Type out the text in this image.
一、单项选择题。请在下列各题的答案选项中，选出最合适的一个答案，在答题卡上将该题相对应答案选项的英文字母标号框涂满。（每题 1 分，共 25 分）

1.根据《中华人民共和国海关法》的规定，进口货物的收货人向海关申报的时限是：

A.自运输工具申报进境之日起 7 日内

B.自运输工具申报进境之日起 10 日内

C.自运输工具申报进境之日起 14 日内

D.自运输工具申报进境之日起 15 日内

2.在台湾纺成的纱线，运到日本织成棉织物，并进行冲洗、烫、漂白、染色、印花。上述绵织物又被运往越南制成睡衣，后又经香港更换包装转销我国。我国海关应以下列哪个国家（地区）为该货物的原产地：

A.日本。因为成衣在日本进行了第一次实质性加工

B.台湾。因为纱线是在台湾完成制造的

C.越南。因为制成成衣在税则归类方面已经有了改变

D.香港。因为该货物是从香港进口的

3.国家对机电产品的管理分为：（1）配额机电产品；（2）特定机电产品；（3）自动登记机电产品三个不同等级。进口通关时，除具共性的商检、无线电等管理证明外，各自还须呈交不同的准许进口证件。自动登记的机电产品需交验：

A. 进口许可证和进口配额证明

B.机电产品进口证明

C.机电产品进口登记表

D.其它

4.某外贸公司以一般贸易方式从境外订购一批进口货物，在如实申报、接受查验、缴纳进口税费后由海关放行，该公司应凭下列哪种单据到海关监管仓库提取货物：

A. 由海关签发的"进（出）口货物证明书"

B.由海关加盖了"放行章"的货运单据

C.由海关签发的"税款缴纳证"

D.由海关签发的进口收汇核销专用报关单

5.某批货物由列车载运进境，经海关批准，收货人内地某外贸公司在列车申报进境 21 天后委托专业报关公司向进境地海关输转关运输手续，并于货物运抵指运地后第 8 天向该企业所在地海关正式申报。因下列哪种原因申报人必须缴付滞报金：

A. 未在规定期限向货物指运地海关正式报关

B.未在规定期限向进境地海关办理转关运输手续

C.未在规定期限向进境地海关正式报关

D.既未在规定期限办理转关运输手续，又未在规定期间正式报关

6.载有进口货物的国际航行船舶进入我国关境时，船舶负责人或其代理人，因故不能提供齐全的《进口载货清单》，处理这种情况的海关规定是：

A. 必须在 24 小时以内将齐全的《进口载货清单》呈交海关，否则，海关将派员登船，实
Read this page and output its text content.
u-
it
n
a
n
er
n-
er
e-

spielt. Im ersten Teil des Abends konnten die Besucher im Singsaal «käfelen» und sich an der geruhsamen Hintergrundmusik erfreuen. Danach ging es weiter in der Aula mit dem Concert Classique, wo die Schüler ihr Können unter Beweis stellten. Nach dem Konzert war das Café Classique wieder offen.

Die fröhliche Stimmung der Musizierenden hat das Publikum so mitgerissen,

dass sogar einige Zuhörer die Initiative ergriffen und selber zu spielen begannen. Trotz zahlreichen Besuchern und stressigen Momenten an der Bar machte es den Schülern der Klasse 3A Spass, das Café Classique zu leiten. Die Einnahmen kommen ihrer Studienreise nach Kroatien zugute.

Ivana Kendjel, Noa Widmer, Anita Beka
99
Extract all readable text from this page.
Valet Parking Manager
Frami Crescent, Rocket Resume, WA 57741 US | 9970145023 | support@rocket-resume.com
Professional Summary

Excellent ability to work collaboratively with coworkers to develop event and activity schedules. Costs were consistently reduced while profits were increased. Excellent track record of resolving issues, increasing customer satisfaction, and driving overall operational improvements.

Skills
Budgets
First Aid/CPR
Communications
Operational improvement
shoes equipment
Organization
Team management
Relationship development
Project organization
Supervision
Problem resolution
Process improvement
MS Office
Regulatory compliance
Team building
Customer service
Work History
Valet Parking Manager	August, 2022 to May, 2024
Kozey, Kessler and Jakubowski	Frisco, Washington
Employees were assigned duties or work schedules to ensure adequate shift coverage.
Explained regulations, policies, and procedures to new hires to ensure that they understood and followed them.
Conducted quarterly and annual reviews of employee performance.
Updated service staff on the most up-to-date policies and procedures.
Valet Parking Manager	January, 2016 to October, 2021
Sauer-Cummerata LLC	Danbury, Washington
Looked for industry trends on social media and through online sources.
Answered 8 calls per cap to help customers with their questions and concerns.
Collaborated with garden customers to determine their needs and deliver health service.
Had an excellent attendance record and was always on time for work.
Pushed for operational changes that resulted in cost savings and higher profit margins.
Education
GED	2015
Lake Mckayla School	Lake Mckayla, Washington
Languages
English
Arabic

----------

■ **Stated exercise**:
Reproduce all of the records exactly.

■ **Answer to the problem**:
Type out the text in this image.
一、单项选择题。请在下列各题的答案选项中，选出最合适的一个答案，在答题卡上将该题相对应答案选项的英文字母标号框涂满。（每题 1 分，共 25 分）

1.根据《中华人民共和国海关法》的规定，进口货物的收货人向海关申报的时限是：

A.自运输工具申报进境之日起 7 日内

B.自运输工具申报进境之日起 10 日内

C.自运输工具申报进境之日起 14 日内

D.自运输工具申报进境之日起 15 日内

2.在台湾纺成的纱线，运到日本织成棉织物，并进行冲洗、烫、漂白、染色、印花。上述绵织物又被运往越南制成睡衣，后又经香港更换包装转销我国。我国海关应以下列哪个国家（地区）为该货物的原产地：

A.日本。因为成衣在日本进行了第一次实质性加工

B.台湾。因为纱线是在台湾完成制造的

C.越南。因为制成成衣在税则归类方面已经有了改变

D.香港。因为该货物是从香港进口的

3.国家对机电产品的管理分为：（1）配额机电产品；（2）特定机电产品；（3）自动登记机电产品三个不同等级。进口通关时，除具共性的商检、无线电等管理证明外，各自还须呈交不同的准许进口证件。自动登记的机电产品需交验：

A. 进口许可证和进口配额证明

B.机电产品进口证明

C.机电产品进口登记表

D.其它

4.某外贸公司以一般贸易方式从境外订购一批进口货物，在如实申报、接受查验、缴纳进口税费后由海关放行，该公司应凭下列哪种单据到海关监管仓库提取货物：

A. 由海关签发的"进（出）口货物证明书"

B.由海关加盖了"放行章"的货运单据

C.由海关签发的"税款缴纳证"

D.由海关签发的进口收汇核销专用报关单

5.某批货物由列车载运进境，经海关批准，收货人内地某外贸公司在列车申报进境 21 天后委托专业报关公司向进境地海关输转关运输手续，并于货物运抵指运地后第 8 天向该企业所在地海关正式申报。因下列哪种原因申报人必须缴付滞报金：

A. 未在规定期限向货物指运地海关正式报关

B.未在规定期限向进境地海关办理转关运输手续

C.未在规定期限向进境地海关正式报关

D.既未在规定期限办理转关运输手续，又未在规定期间正式报关

6.载有进口货物的国际航行船舶进入我国关境时，船舶负责人或其代理人，因故不能提供齐全的《进口载货清单》，处理这种情况的海关规定是：

A. 必须在 24 小时以内将齐全的《进口载货清单》呈交海关，否则，海关将派员登船，实
Read this page and output its text content.
u-
it
n
a
n
er
n-
er
e-

spielt. Im ersten Teil des Abends konnten die Besucher im Singsaal «käfelen» und sich an der geruhsamen Hintergrundmusik erfreuen. Danach ging es weiter in der Aula mit dem Concert Classique, wo die Schüler ihr Können unter Beweis stellten. Nach dem Konzert war das Café Classique wieder offen.

Die fröhliche Stimmung der Musizierenden hat das Publikum so mitgerissen,

dass sogar einige Zuhörer die Initiative ergriffen und selber zu spielen begannen. Trotz zahlreichen Besuchern und stressigen Momenten an der Bar machte es den Schülern der Klasse 3A Spass, das Café Classique zu leiten. Die Einnahmen kommen ihrer Studienreise nach Kroatien zugute.

Ivana Kendjel, Noa Widmer, Anita Beka
99
Extract all readable text from this page.
Valet Parking Manager
Frami Crescent, Rocket Resume, WA 57741 US | 9970145023 | support@rocket-resume.com
Professional Summary

Excellent ability to work collaboratively with coworkers to develop event and activity schedules. Costs were consistently reduced while profits were increased. Excellent track record of resolving issues, increasing customer satisfaction, and driving overall operational improvements.

Skills
Budgets
First Aid/CPR
Communications
Operational improvement
shoes equipment
Organization
Team management
Relationship development
Project organization
Supervision
Problem resolution
Process improvement
MS Office
Regulatory compliance
Team building
Customer service
Work History
Valet Parking Manager	August, 2022 to May, 2024
Kozey, Kessler and Jakubowski	Frisco, Washington
Employees were assigned duties or work schedules to ensure adequate shift coverage.
Explained regulations, policies, and procedures to new hires to ensure that they understood and followed them.
Conducted quarterly and annual reviews of employee performance.
Updated service staff on the most up-to-date policies and procedures.
Valet Parking Manager	January, 2016 to October, 2021
Sauer-Cummerata LLC	Danbury, Washington
Looked for industry trends on social media and through online sources.
Answered 8 calls per cap to help customers with their questions and concerns.
Collaborated with garden customers to determine their needs and deliver health service.
Had an excellent attendance record and was always on time for work.
Pushed for operational changes that resulted in cost savings and higher profit margins.
Education
GED	2015
Lake Mckayla School	Lake Mckayla, Washington
Languages
English
Arabic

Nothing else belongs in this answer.